▶ The exercise:
Gather the lines from the material that contain "اطلاعات".

══ Records ══

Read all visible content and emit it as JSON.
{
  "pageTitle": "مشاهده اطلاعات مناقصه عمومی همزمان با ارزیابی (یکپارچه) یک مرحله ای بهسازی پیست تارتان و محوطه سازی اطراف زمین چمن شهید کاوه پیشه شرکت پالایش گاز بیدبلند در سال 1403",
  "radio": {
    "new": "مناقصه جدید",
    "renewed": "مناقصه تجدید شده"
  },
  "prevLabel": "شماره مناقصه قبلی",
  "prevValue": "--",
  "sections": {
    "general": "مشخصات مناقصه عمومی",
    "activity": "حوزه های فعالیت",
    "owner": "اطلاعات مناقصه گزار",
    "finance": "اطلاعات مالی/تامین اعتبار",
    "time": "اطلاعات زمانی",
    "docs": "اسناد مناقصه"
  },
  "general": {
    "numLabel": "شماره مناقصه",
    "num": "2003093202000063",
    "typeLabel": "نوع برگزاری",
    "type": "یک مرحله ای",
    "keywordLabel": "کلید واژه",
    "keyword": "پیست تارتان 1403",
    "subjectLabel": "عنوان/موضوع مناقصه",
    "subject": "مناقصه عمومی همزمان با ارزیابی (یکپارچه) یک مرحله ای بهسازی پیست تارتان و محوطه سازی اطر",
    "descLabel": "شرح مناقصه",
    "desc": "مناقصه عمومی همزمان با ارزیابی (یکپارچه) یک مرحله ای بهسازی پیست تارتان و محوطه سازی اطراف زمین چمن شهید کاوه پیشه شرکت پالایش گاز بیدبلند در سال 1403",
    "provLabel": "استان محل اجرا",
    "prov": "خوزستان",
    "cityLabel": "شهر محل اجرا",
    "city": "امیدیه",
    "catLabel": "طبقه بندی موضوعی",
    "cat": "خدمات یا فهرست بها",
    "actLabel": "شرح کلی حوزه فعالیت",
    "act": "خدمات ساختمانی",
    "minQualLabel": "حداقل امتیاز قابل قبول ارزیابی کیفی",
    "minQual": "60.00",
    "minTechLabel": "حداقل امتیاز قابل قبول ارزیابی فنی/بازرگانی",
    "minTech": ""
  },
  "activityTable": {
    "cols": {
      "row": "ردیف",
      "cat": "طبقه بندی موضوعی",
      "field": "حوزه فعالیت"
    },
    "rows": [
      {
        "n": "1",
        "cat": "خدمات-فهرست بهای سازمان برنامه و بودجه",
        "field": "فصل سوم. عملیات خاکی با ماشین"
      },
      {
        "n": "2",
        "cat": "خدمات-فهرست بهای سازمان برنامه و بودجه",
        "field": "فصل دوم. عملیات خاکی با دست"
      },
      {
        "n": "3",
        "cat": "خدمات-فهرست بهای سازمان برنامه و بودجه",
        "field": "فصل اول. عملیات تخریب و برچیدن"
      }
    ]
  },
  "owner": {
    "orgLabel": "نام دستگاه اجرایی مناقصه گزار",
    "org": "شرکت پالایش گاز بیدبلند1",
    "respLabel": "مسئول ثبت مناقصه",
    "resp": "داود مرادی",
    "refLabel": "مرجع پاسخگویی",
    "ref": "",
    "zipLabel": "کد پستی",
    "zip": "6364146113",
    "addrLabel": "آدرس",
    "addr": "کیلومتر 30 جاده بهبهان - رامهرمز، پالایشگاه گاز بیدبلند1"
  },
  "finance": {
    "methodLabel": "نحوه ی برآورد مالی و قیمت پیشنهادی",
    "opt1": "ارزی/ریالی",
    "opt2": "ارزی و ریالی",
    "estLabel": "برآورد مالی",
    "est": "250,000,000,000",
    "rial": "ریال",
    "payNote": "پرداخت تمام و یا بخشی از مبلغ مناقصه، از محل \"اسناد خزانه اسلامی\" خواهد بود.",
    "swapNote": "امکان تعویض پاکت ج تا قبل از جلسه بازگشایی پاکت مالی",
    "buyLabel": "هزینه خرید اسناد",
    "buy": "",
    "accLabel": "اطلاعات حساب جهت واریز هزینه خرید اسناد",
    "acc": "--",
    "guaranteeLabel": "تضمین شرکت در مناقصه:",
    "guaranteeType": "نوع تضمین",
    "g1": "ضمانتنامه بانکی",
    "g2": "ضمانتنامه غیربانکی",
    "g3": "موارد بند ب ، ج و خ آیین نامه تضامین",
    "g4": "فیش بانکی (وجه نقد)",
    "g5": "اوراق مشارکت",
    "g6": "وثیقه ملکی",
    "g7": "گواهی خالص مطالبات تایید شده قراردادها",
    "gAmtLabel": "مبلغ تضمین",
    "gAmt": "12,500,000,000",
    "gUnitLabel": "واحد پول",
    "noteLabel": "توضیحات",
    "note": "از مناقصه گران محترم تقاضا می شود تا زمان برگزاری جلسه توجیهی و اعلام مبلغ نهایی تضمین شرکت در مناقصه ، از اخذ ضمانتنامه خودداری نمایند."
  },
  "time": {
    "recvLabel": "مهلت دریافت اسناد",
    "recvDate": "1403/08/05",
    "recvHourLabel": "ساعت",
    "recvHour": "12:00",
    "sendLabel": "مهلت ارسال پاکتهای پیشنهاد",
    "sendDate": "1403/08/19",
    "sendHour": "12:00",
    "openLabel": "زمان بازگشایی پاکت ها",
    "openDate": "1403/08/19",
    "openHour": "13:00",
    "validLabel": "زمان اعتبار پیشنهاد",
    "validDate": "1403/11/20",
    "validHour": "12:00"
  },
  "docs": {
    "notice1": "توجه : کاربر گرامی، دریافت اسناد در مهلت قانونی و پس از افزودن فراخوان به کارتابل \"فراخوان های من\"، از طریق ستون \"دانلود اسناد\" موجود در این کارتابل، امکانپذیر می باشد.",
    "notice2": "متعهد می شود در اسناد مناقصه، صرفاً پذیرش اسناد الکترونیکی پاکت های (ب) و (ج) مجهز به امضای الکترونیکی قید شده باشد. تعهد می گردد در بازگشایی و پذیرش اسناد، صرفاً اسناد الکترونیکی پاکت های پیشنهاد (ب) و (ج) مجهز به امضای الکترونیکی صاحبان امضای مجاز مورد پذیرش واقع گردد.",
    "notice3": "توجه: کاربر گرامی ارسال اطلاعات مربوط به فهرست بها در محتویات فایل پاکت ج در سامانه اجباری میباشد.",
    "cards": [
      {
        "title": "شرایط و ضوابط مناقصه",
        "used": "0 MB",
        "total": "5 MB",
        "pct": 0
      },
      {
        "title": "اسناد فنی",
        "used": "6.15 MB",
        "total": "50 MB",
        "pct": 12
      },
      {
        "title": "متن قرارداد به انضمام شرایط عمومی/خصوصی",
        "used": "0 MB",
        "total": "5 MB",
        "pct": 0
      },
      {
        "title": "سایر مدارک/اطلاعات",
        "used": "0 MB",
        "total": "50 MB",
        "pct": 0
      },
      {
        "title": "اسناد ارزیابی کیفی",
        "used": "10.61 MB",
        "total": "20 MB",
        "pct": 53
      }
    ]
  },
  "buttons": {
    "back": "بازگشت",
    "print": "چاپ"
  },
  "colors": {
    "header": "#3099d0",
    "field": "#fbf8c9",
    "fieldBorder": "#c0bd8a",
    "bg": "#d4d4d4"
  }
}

═══

▶ Final result:
  "pageTitle": "مشاهده اطلاعات مناقصه عمومی همزمان با ارزیابی (یکپارچه) یک مرحله ای بهسازی پیست تارتان و محوطه سازی اطراف زمین چمن شهید کاوه پیشه شرکت پالایش گاز بیدبلند در سال 1403",
    "owner": "اطلاعات مناقصه گزار",
    "finance": "اطلاعات مالی/تامین اعتبار",
    "time": "اطلاعات زمانی",
    "accLabel": "اطلاعات حساب جهت واریز هزینه خرید اسناد",
    "notice3": "توجه: کاربر گرامی ارسال اطلاعات مربوط به فهرست بها در محتویات فایل پاکت ج در سامانه اجباری میباشد.",
        "title": "سایر مدارک/اطلاعات",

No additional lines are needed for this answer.